*What you have to do*: Using the records below, report how many lines hold "территориальный", with no extra text.

*Data records*:
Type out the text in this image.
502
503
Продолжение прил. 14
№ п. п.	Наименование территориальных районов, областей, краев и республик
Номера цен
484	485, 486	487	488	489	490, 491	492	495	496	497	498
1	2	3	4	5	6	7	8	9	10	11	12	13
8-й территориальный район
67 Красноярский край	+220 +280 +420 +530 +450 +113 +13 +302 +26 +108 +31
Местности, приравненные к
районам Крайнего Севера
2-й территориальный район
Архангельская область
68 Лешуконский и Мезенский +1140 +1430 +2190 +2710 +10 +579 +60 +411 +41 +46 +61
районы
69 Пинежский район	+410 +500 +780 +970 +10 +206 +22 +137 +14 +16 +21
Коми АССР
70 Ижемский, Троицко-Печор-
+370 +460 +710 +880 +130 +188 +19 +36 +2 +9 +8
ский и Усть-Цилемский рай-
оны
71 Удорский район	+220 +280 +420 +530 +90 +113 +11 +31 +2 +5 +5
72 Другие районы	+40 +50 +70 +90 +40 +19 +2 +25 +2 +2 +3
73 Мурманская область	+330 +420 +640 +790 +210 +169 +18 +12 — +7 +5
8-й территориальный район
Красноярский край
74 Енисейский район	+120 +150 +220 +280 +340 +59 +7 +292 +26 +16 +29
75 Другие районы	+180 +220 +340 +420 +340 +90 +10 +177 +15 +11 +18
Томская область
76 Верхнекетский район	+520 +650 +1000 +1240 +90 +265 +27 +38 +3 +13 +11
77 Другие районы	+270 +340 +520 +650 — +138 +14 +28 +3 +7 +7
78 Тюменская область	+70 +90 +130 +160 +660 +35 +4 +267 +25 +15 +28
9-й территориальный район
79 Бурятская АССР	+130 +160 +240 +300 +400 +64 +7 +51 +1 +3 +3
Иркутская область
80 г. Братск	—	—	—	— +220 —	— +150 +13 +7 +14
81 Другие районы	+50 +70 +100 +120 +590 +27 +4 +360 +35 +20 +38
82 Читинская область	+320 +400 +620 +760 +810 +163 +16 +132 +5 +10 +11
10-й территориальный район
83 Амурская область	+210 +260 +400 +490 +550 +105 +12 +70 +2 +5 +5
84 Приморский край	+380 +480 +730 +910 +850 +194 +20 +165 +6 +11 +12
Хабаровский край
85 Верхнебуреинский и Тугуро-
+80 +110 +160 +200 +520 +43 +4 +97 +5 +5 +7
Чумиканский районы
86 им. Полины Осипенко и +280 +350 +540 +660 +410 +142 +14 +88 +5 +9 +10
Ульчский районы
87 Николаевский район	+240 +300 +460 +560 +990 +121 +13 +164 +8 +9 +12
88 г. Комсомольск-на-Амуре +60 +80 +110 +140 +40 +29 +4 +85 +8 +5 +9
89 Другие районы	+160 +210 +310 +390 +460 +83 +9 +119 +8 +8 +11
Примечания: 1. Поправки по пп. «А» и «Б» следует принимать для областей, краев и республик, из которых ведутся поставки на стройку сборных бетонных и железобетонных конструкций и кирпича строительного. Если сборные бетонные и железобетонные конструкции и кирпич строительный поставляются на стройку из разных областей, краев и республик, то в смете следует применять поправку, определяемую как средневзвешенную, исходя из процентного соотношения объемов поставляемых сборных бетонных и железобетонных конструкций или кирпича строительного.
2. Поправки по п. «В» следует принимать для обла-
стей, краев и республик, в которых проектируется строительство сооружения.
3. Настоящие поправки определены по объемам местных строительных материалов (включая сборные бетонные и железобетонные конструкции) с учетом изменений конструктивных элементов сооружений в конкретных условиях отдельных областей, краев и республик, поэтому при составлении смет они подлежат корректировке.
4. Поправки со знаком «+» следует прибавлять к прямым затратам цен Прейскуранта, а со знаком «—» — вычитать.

*Output below*: 5